═════ Given data ═════

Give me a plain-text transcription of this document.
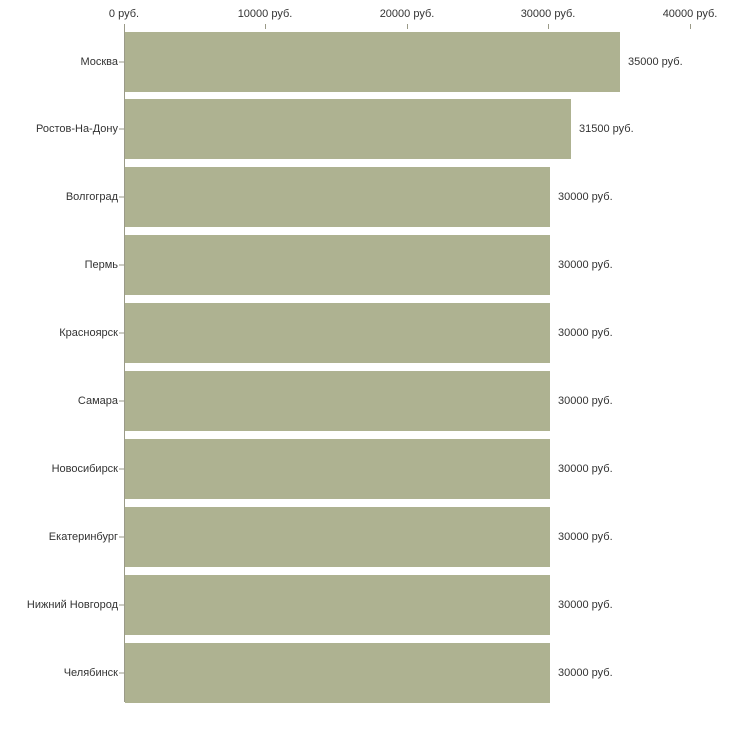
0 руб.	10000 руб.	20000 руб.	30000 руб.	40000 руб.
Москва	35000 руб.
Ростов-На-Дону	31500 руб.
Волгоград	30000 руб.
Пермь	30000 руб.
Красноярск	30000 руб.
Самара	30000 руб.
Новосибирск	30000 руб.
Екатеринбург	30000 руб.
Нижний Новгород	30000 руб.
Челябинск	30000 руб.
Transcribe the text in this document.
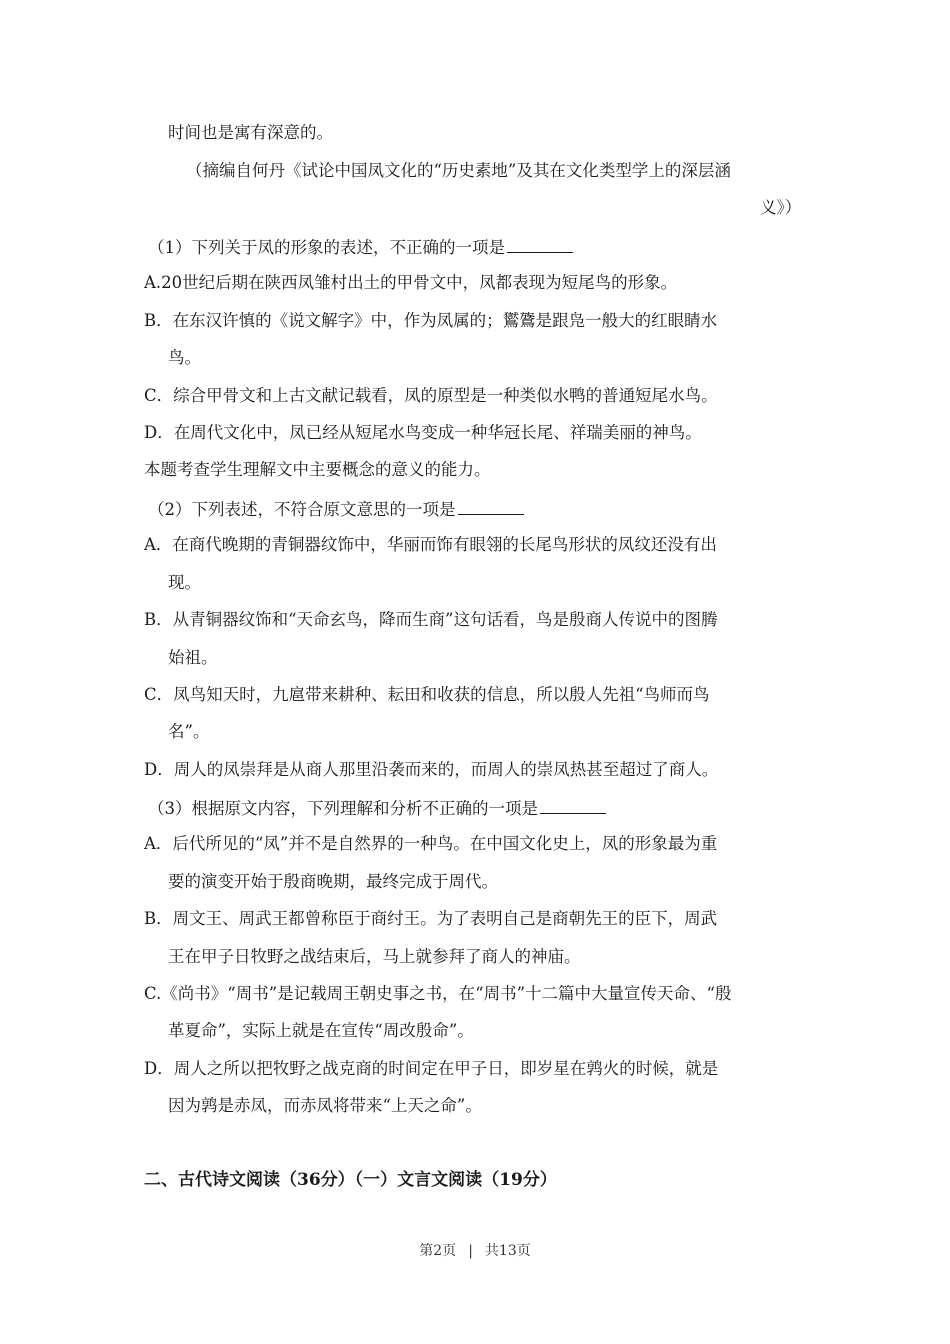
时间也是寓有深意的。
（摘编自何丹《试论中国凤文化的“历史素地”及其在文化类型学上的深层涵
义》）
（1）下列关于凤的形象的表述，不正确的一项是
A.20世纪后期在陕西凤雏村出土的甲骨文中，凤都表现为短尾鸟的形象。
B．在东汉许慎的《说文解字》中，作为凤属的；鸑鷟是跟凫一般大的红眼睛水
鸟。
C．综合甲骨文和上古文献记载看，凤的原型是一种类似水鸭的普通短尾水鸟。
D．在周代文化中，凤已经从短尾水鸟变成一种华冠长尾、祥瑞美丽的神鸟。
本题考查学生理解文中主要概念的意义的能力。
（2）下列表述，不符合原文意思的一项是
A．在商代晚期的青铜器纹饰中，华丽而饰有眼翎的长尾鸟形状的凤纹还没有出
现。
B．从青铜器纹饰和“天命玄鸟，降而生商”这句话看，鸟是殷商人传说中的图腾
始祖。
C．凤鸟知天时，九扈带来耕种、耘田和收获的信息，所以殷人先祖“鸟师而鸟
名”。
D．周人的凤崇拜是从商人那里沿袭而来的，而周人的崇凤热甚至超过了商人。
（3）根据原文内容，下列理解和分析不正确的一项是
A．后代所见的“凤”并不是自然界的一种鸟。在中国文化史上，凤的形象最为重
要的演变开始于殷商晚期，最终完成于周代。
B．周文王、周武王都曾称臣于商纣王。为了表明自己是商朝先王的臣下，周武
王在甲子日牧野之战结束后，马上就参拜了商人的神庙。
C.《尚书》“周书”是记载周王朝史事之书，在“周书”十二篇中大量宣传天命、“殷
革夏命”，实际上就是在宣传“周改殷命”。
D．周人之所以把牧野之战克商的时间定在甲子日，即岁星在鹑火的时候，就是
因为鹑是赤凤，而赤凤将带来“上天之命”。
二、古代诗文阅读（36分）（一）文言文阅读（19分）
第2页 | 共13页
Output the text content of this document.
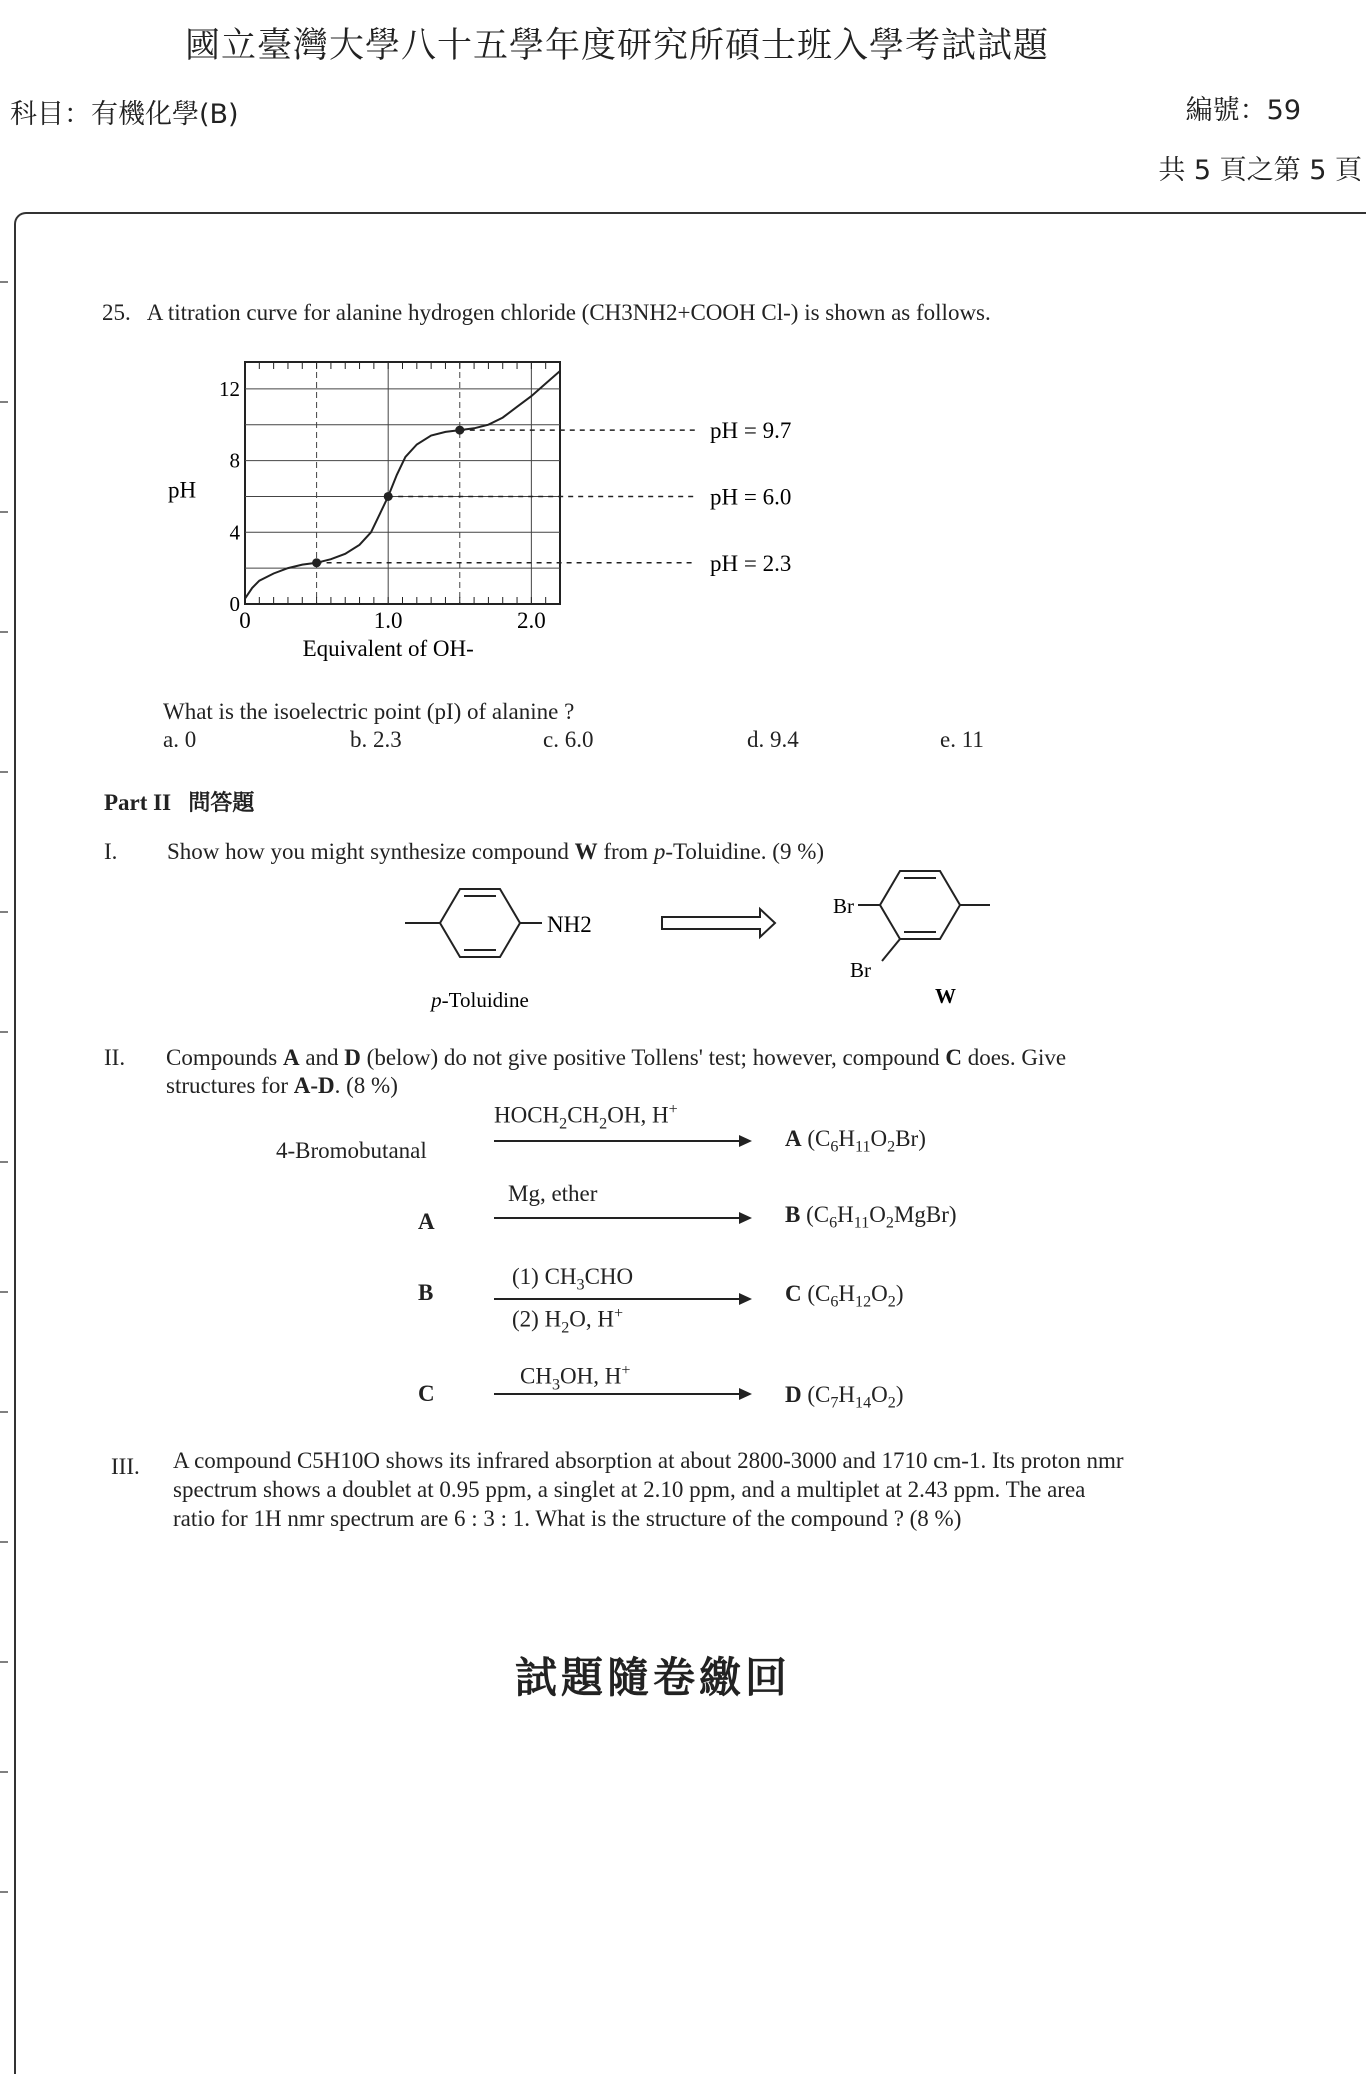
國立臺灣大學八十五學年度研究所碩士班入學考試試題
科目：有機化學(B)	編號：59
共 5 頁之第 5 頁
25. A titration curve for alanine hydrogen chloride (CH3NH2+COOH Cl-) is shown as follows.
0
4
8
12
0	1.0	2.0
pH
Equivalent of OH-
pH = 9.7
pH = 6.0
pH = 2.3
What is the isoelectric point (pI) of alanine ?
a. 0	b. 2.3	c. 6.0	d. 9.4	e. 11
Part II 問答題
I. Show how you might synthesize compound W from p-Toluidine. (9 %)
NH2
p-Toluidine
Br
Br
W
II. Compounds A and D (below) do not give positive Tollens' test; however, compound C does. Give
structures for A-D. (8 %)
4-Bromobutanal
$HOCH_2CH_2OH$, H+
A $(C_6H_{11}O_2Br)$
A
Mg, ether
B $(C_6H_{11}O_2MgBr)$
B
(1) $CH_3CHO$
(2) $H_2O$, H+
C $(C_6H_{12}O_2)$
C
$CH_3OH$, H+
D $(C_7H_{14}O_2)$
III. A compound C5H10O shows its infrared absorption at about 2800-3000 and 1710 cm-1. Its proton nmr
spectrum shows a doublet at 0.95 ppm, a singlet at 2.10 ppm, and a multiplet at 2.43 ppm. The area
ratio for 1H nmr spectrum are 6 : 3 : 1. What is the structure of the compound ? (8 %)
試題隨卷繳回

═════

Exercise details => Scan the data for the word "this" and copy every line where it shows up.

Answer =>
Give me a plain-text transcription of this document.
Transcribe the text in this document.
Output the text content of this document.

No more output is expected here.